◆ Aim of the task: Quote the listing below in its entirety.

[Dataset items]
+ + + + +

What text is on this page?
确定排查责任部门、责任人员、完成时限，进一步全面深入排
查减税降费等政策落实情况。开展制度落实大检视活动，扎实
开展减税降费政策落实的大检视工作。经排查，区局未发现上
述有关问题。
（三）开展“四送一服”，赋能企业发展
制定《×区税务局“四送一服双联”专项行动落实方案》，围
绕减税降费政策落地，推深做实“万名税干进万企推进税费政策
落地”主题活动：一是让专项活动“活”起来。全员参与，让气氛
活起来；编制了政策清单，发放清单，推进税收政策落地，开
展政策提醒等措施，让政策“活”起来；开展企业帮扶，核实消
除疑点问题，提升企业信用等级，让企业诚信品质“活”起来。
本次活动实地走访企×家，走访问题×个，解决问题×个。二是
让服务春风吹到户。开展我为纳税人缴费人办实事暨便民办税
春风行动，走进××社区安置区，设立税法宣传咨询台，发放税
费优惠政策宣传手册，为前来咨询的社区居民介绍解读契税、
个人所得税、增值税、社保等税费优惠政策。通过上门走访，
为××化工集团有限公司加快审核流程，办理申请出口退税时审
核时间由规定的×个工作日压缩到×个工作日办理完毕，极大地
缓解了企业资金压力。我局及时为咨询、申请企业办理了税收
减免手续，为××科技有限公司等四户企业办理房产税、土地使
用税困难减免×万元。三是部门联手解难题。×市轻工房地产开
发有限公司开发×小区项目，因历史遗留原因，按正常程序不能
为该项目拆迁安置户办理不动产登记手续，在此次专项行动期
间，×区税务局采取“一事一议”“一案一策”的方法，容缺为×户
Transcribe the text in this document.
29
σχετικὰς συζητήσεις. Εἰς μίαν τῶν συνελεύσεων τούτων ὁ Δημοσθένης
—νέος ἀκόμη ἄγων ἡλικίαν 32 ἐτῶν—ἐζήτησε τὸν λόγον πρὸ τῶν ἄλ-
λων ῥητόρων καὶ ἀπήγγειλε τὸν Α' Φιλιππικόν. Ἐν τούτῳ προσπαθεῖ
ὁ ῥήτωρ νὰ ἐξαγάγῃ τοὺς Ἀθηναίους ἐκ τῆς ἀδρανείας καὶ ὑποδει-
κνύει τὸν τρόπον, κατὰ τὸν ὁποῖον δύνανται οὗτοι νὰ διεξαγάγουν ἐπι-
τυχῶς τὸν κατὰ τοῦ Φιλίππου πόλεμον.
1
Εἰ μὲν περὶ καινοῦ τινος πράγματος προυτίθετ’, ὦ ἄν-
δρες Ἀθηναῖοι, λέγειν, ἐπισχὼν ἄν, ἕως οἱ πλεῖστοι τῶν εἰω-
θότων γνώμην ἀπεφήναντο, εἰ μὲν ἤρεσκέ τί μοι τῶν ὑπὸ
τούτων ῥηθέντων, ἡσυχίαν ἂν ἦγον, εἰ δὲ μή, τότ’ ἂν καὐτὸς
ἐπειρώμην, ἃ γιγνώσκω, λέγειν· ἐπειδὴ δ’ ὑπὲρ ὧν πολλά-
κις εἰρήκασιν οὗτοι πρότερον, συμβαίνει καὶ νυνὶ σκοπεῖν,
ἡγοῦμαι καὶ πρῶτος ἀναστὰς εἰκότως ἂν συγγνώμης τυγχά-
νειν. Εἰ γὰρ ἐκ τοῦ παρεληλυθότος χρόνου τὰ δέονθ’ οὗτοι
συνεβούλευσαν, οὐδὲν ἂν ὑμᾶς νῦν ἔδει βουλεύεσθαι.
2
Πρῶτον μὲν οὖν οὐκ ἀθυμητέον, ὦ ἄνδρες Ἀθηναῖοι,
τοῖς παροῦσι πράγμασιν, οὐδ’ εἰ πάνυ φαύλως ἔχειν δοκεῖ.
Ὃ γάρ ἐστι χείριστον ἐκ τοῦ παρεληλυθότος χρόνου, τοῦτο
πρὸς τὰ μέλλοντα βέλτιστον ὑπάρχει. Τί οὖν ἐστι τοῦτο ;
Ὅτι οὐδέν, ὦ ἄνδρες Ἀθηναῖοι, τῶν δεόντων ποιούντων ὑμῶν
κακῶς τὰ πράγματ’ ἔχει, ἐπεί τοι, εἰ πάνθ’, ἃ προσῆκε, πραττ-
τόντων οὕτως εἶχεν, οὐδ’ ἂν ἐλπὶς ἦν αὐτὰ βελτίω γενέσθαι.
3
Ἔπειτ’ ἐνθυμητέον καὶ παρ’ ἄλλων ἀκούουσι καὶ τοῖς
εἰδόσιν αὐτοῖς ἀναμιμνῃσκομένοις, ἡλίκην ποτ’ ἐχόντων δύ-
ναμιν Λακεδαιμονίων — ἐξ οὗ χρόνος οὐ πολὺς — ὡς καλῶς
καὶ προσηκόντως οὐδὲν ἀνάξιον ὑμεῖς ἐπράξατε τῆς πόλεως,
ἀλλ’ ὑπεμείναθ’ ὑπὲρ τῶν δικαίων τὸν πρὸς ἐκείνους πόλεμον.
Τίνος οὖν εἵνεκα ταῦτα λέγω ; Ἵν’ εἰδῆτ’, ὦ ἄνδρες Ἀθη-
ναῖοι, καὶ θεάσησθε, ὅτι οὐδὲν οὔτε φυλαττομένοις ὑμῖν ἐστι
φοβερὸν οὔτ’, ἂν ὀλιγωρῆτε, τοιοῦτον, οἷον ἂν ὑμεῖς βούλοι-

+ + + + +

◆ Task result:
What text is on this page?
确定排查责任部门、责任人员、完成时限，进一步全面深入排
查减税降费等政策落实情况。开展制度落实大检视活动，扎实
开展减税降费政策落实的大检视工作。经排查，区局未发现上
述有关问题。
（三）开展“四送一服”，赋能企业发展
制定《×区税务局“四送一服双联”专项行动落实方案》，围
绕减税降费政策落地，推深做实“万名税干进万企推进税费政策
落地”主题活动：一是让专项活动“活”起来。全员参与，让气氛
活起来；编制了政策清单，发放清单，推进税收政策落地，开
展政策提醒等措施，让政策“活”起来；开展企业帮扶，核实消
除疑点问题，提升企业信用等级，让企业诚信品质“活”起来。
本次活动实地走访企×家，走访问题×个，解决问题×个。二是
让服务春风吹到户。开展我为纳税人缴费人办实事暨便民办税
春风行动，走进××社区安置区，设立税法宣传咨询台，发放税
费优惠政策宣传手册，为前来咨询的社区居民介绍解读契税、
个人所得税、增值税、社保等税费优惠政策。通过上门走访，
为××化工集团有限公司加快审核流程，办理申请出口退税时审
核时间由规定的×个工作日压缩到×个工作日办理完毕，极大地
缓解了企业资金压力。我局及时为咨询、申请企业办理了税收
减免手续，为××科技有限公司等四户企业办理房产税、土地使
用税困难减免×万元。三是部门联手解难题。×市轻工房地产开
发有限公司开发×小区项目，因历史遗留原因，按正常程序不能
为该项目拆迁安置户办理不动产登记手续，在此次专项行动期
间，×区税务局采取“一事一议”“一案一策”的方法，容缺为×户
Transcribe the text in this document.
29
σχετικὰς συζητήσεις. Εἰς μίαν τῶν συνελεύσεων τούτων ὁ Δημοσθένης
—νέος ἀκόμη ἄγων ἡλικίαν 32 ἐτῶν—ἐζήτησε τὸν λόγον πρὸ τῶν ἄλ-
λων ῥητόρων καὶ ἀπήγγειλε τὸν Α' Φιλιππικόν. Ἐν τούτῳ προσπαθεῖ
ὁ ῥήτωρ νὰ ἐξαγάγῃ τοὺς Ἀθηναίους ἐκ τῆς ἀδρανείας καὶ ὑποδει-
κνύει τὸν τρόπον, κατὰ τὸν ὁποῖον δύνανται οὗτοι νὰ διεξαγάγουν ἐπι-
τυχῶς τὸν κατὰ τοῦ Φιλίππου πόλεμον.
1
Εἰ μὲν περὶ καινοῦ τινος πράγματος προυτίθετ’, ὦ ἄν-
δρες Ἀθηναῖοι, λέγειν, ἐπισχὼν ἄν, ἕως οἱ πλεῖστοι τῶν εἰω-
θότων γνώμην ἀπεφήναντο, εἰ μὲν ἤρεσκέ τί μοι τῶν ὑπὸ
τούτων ῥηθέντων, ἡσυχίαν ἂν ἦγον, εἰ δὲ μή, τότ’ ἂν καὐτὸς
ἐπειρώμην, ἃ γιγνώσκω, λέγειν· ἐπειδὴ δ’ ὑπὲρ ὧν πολλά-
κις εἰρήκασιν οὗτοι πρότερον, συμβαίνει καὶ νυνὶ σκοπεῖν,
ἡγοῦμαι καὶ πρῶτος ἀναστὰς εἰκότως ἂν συγγνώμης τυγχά-
νειν. Εἰ γὰρ ἐκ τοῦ παρεληλυθότος χρόνου τὰ δέονθ’ οὗτοι
συνεβούλευσαν, οὐδὲν ἂν ὑμᾶς νῦν ἔδει βουλεύεσθαι.
2
Πρῶτον μὲν οὖν οὐκ ἀθυμητέον, ὦ ἄνδρες Ἀθηναῖοι,
τοῖς παροῦσι πράγμασιν, οὐδ’ εἰ πάνυ φαύλως ἔχειν δοκεῖ.
Ὃ γάρ ἐστι χείριστον ἐκ τοῦ παρεληλυθότος χρόνου, τοῦτο
πρὸς τὰ μέλλοντα βέλτιστον ὑπάρχει. Τί οὖν ἐστι τοῦτο ;
Ὅτι οὐδέν, ὦ ἄνδρες Ἀθηναῖοι, τῶν δεόντων ποιούντων ὑμῶν
κακῶς τὰ πράγματ’ ἔχει, ἐπεί τοι, εἰ πάνθ’, ἃ προσῆκε, πραττ-
τόντων οὕτως εἶχεν, οὐδ’ ἂν ἐλπὶς ἦν αὐτὰ βελτίω γενέσθαι.
3
Ἔπειτ’ ἐνθυμητέον καὶ παρ’ ἄλλων ἀκούουσι καὶ τοῖς
εἰδόσιν αὐτοῖς ἀναμιμνῃσκομένοις, ἡλίκην ποτ’ ἐχόντων δύ-
ναμιν Λακεδαιμονίων — ἐξ οὗ χρόνος οὐ πολὺς — ὡς καλῶς
καὶ προσηκόντως οὐδὲν ἀνάξιον ὑμεῖς ἐπράξατε τῆς πόλεως,
ἀλλ’ ὑπεμείναθ’ ὑπὲρ τῶν δικαίων τὸν πρὸς ἐκείνους πόλεμον.
Τίνος οὖν εἵνεκα ταῦτα λέγω ; Ἵν’ εἰδῆτ’, ὦ ἄνδρες Ἀθη-
ναῖοι, καὶ θεάσησθε, ὅτι οὐδὲν οὔτε φυλαττομένοις ὑμῖν ἐστι
φοβερὸν οὔτ’, ἂν ὀλιγωρῆτε, τοιοῦτον, οἷον ἂν ὑμεῖς βούλοι-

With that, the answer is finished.